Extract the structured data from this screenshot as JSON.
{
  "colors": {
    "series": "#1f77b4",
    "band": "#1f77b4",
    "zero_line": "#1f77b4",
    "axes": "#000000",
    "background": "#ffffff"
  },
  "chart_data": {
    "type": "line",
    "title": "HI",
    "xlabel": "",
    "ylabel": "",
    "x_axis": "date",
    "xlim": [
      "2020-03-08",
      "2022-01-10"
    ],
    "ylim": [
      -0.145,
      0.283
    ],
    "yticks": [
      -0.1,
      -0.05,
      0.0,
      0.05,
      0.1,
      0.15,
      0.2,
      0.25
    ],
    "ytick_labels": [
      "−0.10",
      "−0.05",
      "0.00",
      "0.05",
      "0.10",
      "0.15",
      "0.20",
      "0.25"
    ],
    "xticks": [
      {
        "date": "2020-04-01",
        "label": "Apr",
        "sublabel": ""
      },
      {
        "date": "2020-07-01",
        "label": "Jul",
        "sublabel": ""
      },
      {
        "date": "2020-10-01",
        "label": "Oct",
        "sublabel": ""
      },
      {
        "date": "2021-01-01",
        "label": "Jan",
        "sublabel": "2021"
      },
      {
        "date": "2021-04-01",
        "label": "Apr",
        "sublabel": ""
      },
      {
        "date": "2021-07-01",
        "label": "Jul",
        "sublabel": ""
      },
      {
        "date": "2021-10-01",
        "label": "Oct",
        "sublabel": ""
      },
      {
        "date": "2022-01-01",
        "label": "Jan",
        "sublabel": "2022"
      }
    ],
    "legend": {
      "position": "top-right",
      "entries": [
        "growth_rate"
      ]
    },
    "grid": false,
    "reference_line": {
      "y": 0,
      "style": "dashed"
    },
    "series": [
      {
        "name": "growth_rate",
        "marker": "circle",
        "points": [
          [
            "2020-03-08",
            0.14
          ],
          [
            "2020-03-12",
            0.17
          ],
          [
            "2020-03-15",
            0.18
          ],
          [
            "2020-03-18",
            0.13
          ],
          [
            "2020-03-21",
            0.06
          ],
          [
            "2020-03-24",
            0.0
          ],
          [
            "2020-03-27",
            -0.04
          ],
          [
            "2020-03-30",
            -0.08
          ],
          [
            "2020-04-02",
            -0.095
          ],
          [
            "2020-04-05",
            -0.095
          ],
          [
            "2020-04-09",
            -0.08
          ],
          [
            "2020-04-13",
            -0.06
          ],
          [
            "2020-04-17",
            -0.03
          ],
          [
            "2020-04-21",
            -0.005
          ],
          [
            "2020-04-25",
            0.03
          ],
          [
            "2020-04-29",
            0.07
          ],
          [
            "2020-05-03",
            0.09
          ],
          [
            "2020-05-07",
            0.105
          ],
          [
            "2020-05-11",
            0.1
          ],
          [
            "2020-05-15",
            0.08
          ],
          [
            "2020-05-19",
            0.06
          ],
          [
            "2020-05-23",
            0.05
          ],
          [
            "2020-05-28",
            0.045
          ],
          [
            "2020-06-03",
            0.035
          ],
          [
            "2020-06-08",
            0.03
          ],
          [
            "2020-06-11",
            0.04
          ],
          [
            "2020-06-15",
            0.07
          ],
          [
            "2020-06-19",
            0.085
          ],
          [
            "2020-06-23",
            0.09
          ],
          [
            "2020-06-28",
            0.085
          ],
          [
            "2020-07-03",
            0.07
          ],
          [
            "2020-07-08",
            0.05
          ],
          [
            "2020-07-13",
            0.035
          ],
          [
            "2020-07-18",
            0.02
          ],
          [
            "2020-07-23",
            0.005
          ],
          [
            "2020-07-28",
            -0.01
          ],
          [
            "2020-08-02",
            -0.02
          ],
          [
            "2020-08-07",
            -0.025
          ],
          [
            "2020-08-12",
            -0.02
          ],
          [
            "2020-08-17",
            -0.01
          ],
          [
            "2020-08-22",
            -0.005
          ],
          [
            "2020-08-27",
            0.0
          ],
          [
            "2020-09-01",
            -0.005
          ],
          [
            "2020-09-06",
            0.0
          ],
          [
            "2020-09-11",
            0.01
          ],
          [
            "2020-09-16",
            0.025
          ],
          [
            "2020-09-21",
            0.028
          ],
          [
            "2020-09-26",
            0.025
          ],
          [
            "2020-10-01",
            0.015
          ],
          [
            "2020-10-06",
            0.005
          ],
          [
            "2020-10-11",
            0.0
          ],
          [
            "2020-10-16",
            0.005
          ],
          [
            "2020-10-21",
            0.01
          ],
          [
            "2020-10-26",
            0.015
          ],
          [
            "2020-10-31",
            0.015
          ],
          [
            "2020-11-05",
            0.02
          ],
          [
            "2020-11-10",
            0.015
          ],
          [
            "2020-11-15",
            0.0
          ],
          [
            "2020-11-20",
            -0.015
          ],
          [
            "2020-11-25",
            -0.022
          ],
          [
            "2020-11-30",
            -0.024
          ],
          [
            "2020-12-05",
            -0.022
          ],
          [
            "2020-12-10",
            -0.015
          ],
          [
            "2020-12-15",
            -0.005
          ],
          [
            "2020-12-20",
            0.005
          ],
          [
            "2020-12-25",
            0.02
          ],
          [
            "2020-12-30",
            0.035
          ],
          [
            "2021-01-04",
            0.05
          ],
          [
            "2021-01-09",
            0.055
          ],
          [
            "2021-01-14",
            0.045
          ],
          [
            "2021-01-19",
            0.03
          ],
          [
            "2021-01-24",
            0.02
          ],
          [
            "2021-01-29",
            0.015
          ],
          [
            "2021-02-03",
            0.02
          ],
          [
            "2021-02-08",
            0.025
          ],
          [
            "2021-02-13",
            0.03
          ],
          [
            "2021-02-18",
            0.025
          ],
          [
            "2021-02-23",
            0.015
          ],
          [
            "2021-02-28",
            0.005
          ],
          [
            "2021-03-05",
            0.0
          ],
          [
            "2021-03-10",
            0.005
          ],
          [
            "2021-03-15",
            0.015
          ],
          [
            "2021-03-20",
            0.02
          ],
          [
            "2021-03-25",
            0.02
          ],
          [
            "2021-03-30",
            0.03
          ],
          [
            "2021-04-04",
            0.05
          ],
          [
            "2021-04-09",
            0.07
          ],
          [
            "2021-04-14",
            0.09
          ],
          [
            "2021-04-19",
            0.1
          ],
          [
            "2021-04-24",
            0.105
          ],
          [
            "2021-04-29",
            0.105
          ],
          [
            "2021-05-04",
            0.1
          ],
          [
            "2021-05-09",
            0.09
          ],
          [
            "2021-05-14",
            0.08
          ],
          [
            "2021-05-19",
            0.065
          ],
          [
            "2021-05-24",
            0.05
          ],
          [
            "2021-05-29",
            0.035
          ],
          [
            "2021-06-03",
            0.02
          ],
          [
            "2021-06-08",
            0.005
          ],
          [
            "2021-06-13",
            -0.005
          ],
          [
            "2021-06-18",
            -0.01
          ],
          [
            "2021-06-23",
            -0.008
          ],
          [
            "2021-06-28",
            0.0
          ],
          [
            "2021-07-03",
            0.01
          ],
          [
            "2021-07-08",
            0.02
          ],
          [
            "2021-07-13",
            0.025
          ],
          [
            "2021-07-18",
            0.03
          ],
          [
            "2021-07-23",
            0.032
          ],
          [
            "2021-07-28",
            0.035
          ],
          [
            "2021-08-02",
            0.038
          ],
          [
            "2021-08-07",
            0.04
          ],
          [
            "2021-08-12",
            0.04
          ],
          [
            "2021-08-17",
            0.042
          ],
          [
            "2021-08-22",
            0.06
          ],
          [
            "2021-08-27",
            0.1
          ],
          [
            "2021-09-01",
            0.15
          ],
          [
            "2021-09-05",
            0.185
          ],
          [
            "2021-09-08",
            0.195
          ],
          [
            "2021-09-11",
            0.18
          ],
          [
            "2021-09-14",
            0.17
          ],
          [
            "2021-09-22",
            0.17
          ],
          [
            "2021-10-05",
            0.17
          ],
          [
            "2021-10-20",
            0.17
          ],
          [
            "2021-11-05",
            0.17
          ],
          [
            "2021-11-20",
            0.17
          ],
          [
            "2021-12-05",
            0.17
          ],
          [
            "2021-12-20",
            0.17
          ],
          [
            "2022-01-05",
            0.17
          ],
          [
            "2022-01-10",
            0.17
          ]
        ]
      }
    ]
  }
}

# WRITTEN PROBLEM
List every line above containing the word "date".

# ANSWER IN FULL
    "x_axis": "date",
        "date": "2020-04-01",
        "date": "2020-07-01",
        "date": "2020-10-01",
        "date": "2021-01-01",
        "date": "2021-04-01",
        "date": "2021-07-01",
        "date": "2021-10-01",
        "date": "2022-01-01",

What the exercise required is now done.